- **Problem details**
Your answer should be one number: how many lines of the data include the string "where"?

- **Input**
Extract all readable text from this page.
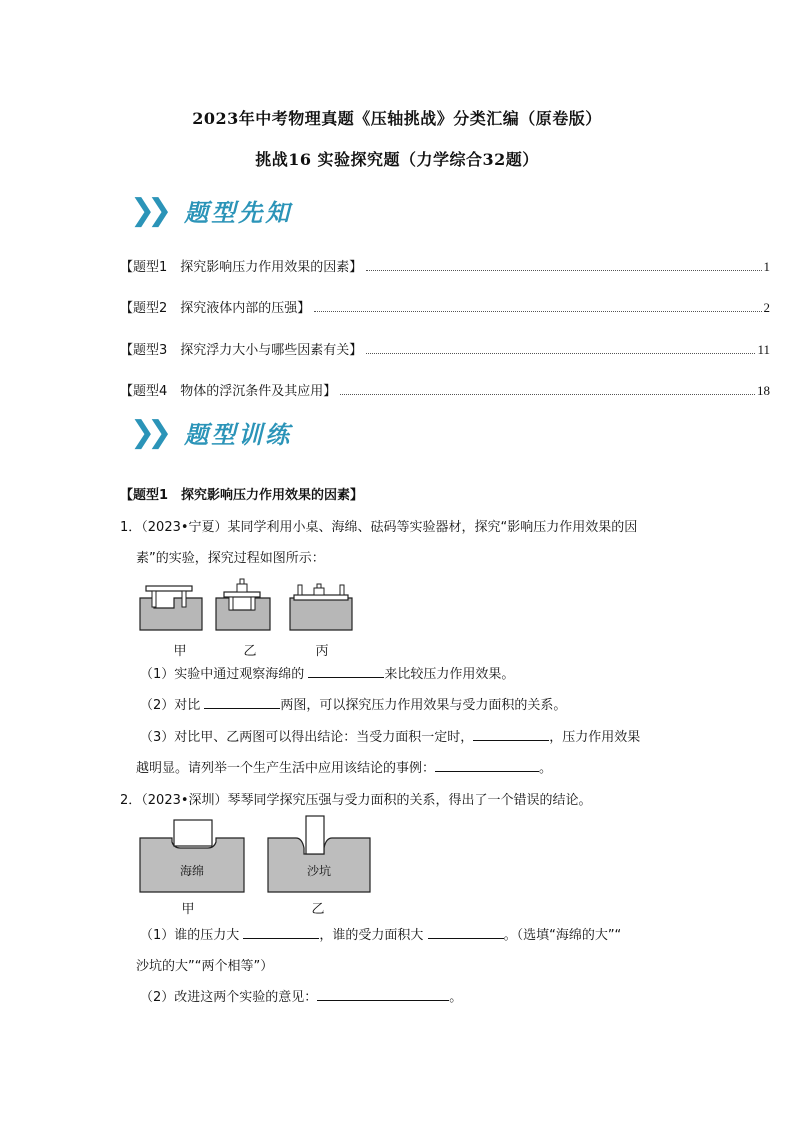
2023年中考物理真题《压轴挑战》分类汇编（原卷版）
挑战16 实验探究题（力学综合32题）
❯❯ 题型先知
【题型1　探究影响压力作用效果的因素】	1
【题型2　探究液体内部的压强】	2
【题型3　探究浮力大小与哪些因素有关】	11
【题型4　物体的浮沉条件及其应用】	18
❯❯ 题型训练
【题型1　探究影响压力作用效果的因素】
1．（2023•宁夏）某同学利用小桌、海绵、砝码等实验器材，探究“影响压力作用效果的因
素”的实验，探究过程如图所示：
甲	乙	丙
（1）实验中通过观察海绵的	来比较压力作用效果。
（2）对比	两图，可以探究压力作用效果与受力面积的关系。
（3）对比甲、乙两图可以得出结论：当受力面积一定时，	，压力作用效果
越明显。请列举一个生产生活中应用该结论的事例：	。
2．（2023•深圳）琴琴同学探究压强与受力面积的关系，得出了一个错误的结论。
海绵	沙坑
甲	乙
（1）谁的压力大	，谁的受力面积大	。（选填“海绵的大”“
沙坑的大”“两个相等”）
（2）改进这两个实验的意见：	。
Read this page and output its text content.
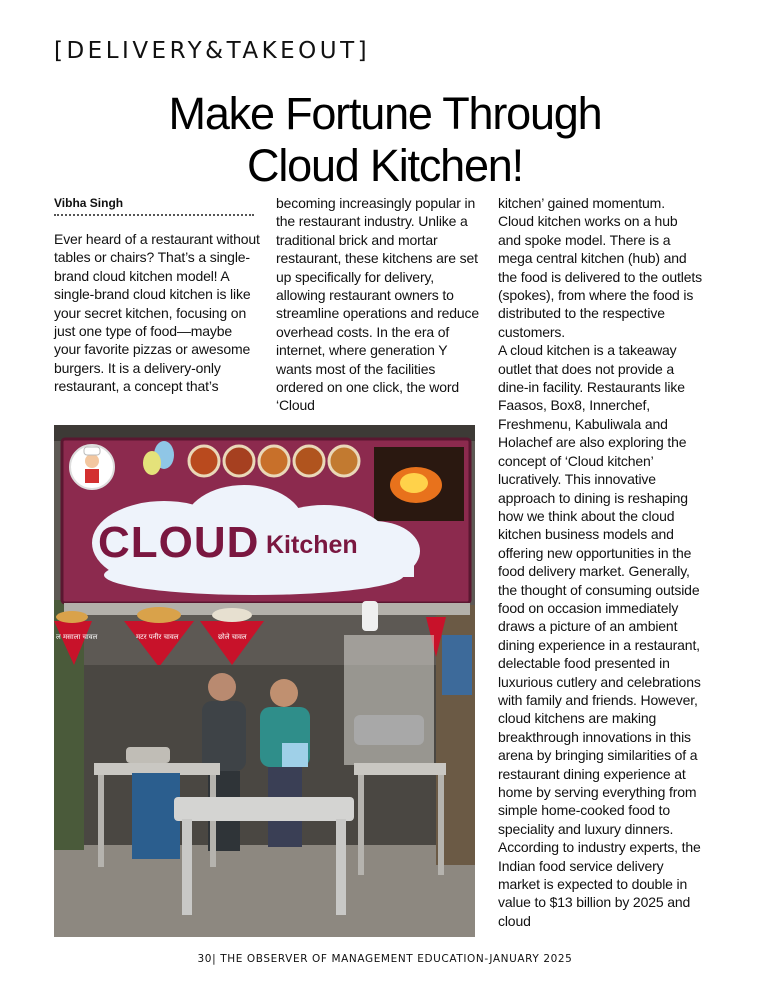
[DELIVERY&TAKEOUT]
Make Fortune Through
Cloud Kitchen!
Vibha Singh

Ever heard of a restaurant without tables or chairs? That’s a single-brand cloud kitchen model! A single-brand cloud kitchen is like your secret kitchen, focusing on just one type of food—maybe your favorite pizzas or awesome burgers. It is a delivery-only restaurant, a concept that’s

becoming increasingly popular in the restaurant industry. Unlike a traditional brick and mortar restaurant, these kitchens are set up specifically for delivery, allowing restaurant owners to streamline operations and reduce overhead costs. In the era of internet, where generation Y wants most of the facilities ordered on one click, the word ‘Cloud

kitchen’ gained momentum. Cloud kitchen works on a hub and spoke model. There is a mega central kitchen (hub) and the food is delivered to the outlets (spokes), from where the food is distributed to the respective customers.

A cloud kitchen is a takeaway outlet that does not provide a dine-in facility. Restaurants like Faasos, Box8, Innerchef, Freshmenu, Kabuliwala and Holachef are also exploring the concept of ‘Cloud kitchen’ lucratively. This innovative approach to dining is reshaping how we think about the cloud kitchen business models and offering new opportunities in the food delivery market. Generally, the thought of consuming outside food on occasion immediately draws a picture of an ambient dining experience in a restaurant, delectable food presented in luxurious cutlery and celebrations with family and friends. However, cloud kitchens are making breakthrough innovations in this arena by bringing similarities of a restaurant dining experience at home by serving everything from simple home-cooked food to speciality and luxury dinners. According to industry experts, the Indian food service delivery market is expected to double in value to $13 billion by 2025 and cloud

CLOUD Kitchen
ल मसाला चावल	मटर पनीर चावल	छोले चावल
30| THE OBSERVER OF MANAGEMENT EDUCATION-JANUARY 2025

- **Full answer**
2